● Short task
Please set down all the lines beneath this one exactly, without the pictures.

● Task material
════════════════

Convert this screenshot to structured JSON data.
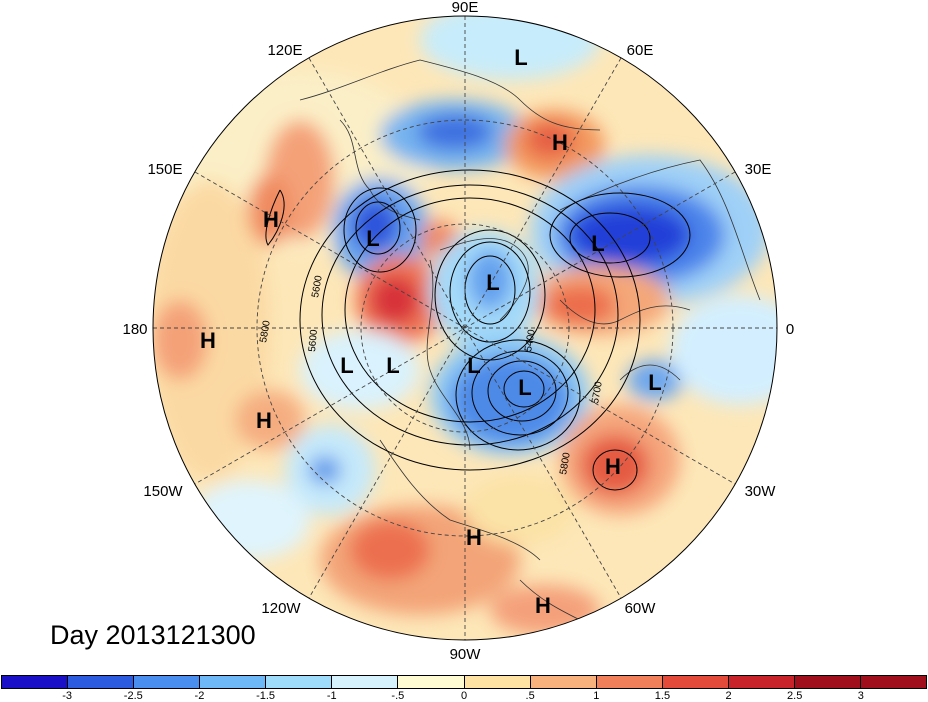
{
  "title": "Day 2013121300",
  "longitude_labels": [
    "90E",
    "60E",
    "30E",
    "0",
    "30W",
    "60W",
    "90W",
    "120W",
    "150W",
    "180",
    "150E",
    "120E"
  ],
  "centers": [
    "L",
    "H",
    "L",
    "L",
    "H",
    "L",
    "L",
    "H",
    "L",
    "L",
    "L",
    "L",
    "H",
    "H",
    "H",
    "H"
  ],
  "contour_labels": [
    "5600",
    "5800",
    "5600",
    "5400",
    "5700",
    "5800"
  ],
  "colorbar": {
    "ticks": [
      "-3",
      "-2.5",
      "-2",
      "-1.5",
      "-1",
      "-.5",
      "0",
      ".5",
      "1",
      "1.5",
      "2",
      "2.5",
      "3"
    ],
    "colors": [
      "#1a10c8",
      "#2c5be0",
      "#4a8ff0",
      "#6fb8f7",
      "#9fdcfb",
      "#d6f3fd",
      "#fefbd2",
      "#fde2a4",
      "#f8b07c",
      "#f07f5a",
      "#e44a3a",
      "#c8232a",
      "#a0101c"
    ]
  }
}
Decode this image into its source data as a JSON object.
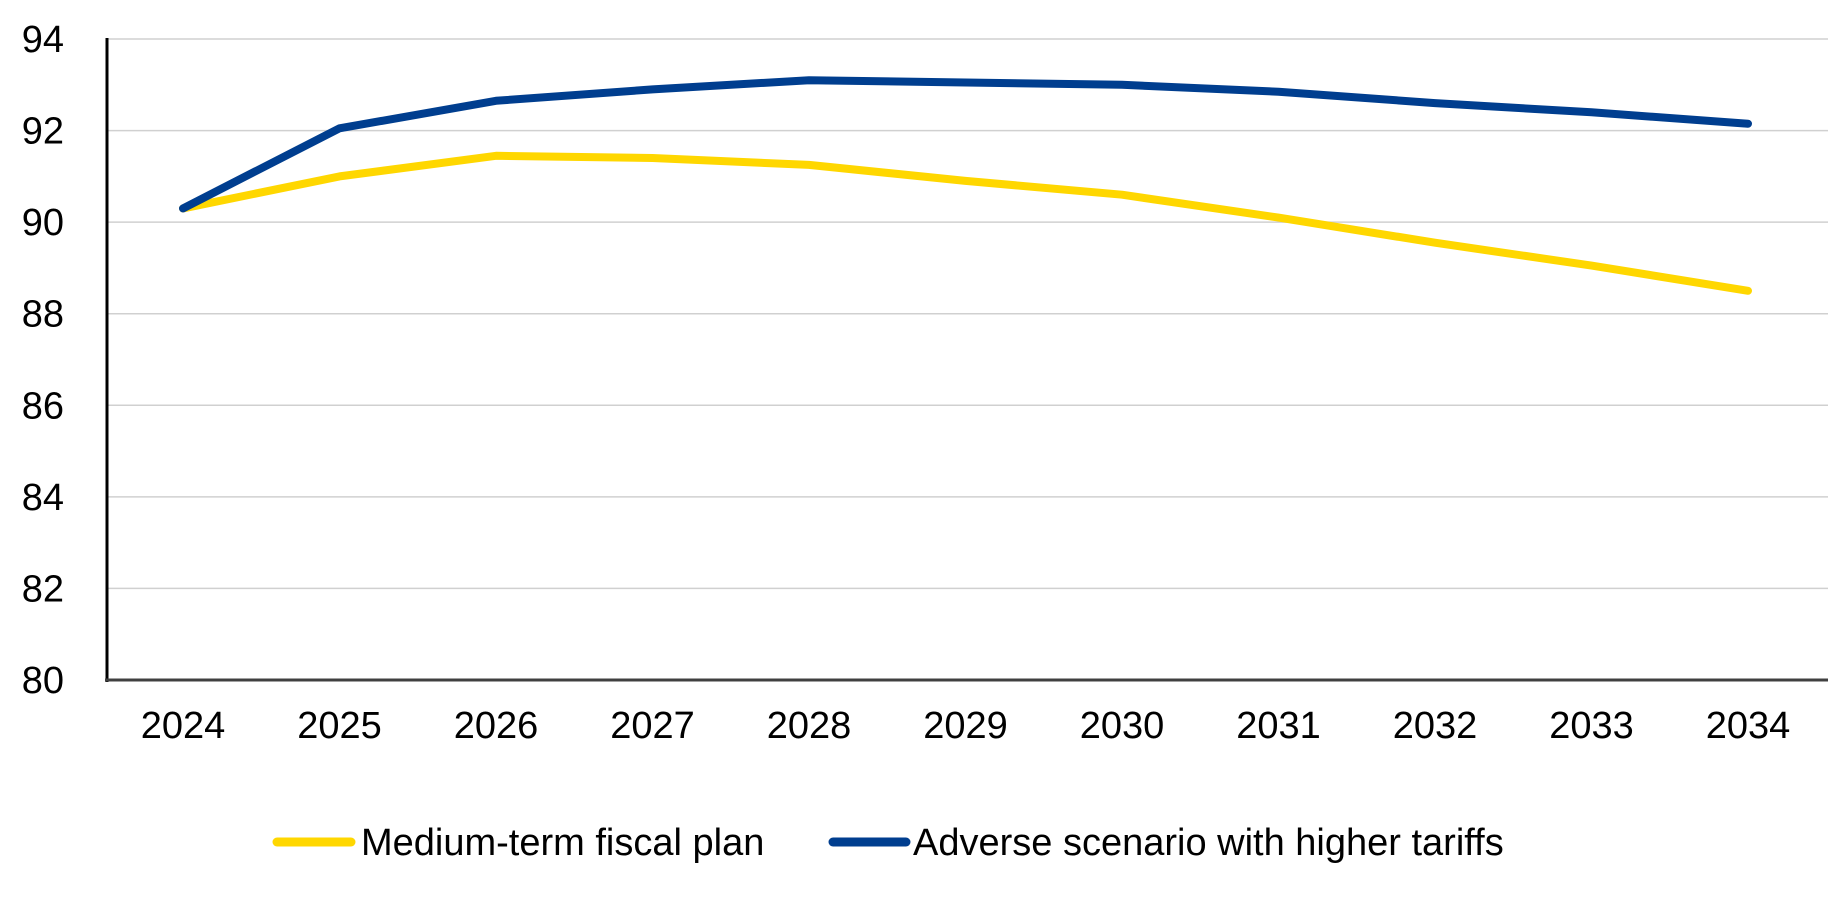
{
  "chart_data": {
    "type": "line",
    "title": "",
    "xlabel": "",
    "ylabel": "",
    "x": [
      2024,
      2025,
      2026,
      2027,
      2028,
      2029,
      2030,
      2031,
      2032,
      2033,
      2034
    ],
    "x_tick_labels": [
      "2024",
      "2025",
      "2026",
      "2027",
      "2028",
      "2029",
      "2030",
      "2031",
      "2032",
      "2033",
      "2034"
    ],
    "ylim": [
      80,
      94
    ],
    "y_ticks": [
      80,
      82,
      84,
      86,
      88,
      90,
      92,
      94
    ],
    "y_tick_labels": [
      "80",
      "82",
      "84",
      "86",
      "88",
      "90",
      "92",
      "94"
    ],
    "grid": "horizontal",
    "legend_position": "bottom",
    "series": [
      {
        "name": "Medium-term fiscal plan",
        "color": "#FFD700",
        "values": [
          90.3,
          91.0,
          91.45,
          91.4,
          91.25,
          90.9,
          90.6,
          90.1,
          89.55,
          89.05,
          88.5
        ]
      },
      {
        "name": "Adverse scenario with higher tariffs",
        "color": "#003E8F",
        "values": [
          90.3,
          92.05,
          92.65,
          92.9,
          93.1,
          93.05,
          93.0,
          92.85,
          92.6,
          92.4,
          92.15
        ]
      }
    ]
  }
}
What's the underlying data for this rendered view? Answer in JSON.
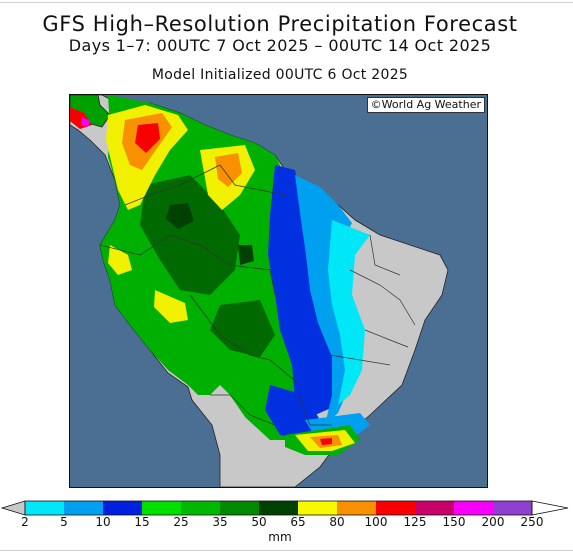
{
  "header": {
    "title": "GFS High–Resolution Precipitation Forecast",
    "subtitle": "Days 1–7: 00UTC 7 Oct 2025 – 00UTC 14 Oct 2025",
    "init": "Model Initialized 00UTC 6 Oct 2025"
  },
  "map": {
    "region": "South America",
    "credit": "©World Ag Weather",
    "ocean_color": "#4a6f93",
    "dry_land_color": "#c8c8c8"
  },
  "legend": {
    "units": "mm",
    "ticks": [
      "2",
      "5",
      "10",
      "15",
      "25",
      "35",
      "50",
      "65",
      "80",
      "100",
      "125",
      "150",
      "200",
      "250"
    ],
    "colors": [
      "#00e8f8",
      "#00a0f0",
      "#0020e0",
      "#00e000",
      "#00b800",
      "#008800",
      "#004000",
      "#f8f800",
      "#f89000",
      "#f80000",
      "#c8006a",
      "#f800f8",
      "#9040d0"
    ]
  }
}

════════════════

● Task output
Convert this screenshot to structured JSON data.
{
  "title": "Day 2013121300",
  "longitude_labels": [
    "90E",
    "60E",
    "30E",
    "0",
    "30W",
    "60W",
    "90W",
    "120W",
    "150W",
    "180",
    "150E",
    "120E"
  ],
  "centers": [
    "L",
    "H",
    "L",
    "L",
    "H",
    "L",
    "L",
    "H",
    "L",
    "L",
    "L",
    "L",
    "H",
    "H",
    "H",
    "H"
  ],
  "contour_labels": [
    "5600",
    "5800",
    "5600",
    "5400",
    "5700",
    "5800"
  ],
  "colorbar": {
    "ticks": [
      "-3",
      "-2.5",
      "-2",
      "-1.5",
      "-1",
      "-.5",
      "0",
      ".5",
      "1",
      "1.5",
      "2",
      "2.5",
      "3"
    ],
    "colors": [
      "#1a10c8",
      "#2c5be0",
      "#4a8ff0",
      "#6fb8f7",
      "#9fdcfb",
      "#d6f3fd",
      "#fefbd2",
      "#fde2a4",
      "#f8b07c",
      "#f07f5a",
      "#e44a3a",
      "#c8232a",
      "#a0101c"
    ]
  }
}
Decode this image into its source data as a JSON object.
{
  "chart_data": {
    "type": "line",
    "title": "",
    "xlabel": "",
    "ylabel": "",
    "x": [
      2024,
      2025,
      2026,
      2027,
      2028,
      2029,
      2030,
      2031,
      2032,
      2033,
      2034
    ],
    "x_tick_labels": [
      "2024",
      "2025",
      "2026",
      "2027",
      "2028",
      "2029",
      "2030",
      "2031",
      "2032",
      "2033",
      "2034"
    ],
    "ylim": [
      80,
      94
    ],
    "y_ticks": [
      80,
      82,
      84,
      86,
      88,
      90,
      92,
      94
    ],
    "y_tick_labels": [
      "80",
      "82",
      "84",
      "86",
      "88",
      "90",
      "92",
      "94"
    ],
    "grid": "horizontal",
    "legend_position": "bottom",
    "series": [
      {
        "name": "Medium-term fiscal plan",
        "color": "#FFD700",
        "values": [
          90.3,
          91.0,
          91.45,
          91.4,
          91.25,
          90.9,
          90.6,
          90.1,
          89.55,
          89.05,
          88.5
        ]
      },
      {
        "name": "Adverse scenario with higher tariffs",
        "color": "#003E8F",
        "values": [
          90.3,
          92.05,
          92.65,
          92.9,
          93.1,
          93.05,
          93.0,
          92.85,
          92.6,
          92.4,
          92.15
        ]
      }
    ]
  }
}
What's the underlying data for this rendered view? Answer in JSON.
{
  "header": {
    "title": "GFS High–Resolution Precipitation Forecast",
    "subtitle": "Days 1–7: 00UTC 7 Oct 2025 – 00UTC 14 Oct 2025",
    "init": "Model Initialized 00UTC 6 Oct 2025"
  },
  "map": {
    "region": "South America",
    "credit": "©World Ag Weather",
    "ocean_color": "#4a6f93",
    "dry_land_color": "#c8c8c8"
  },
  "legend": {
    "units": "mm",
    "ticks": [
      "2",
      "5",
      "10",
      "15",
      "25",
      "35",
      "50",
      "65",
      "80",
      "100",
      "125",
      "150",
      "200",
      "250"
    ],
    "colors": [
      "#00e8f8",
      "#00a0f0",
      "#0020e0",
      "#00e000",
      "#00b800",
      "#008800",
      "#004000",
      "#f8f800",
      "#f89000",
      "#f80000",
      "#c8006a",
      "#f800f8",
      "#9040d0"
    ]
  }
}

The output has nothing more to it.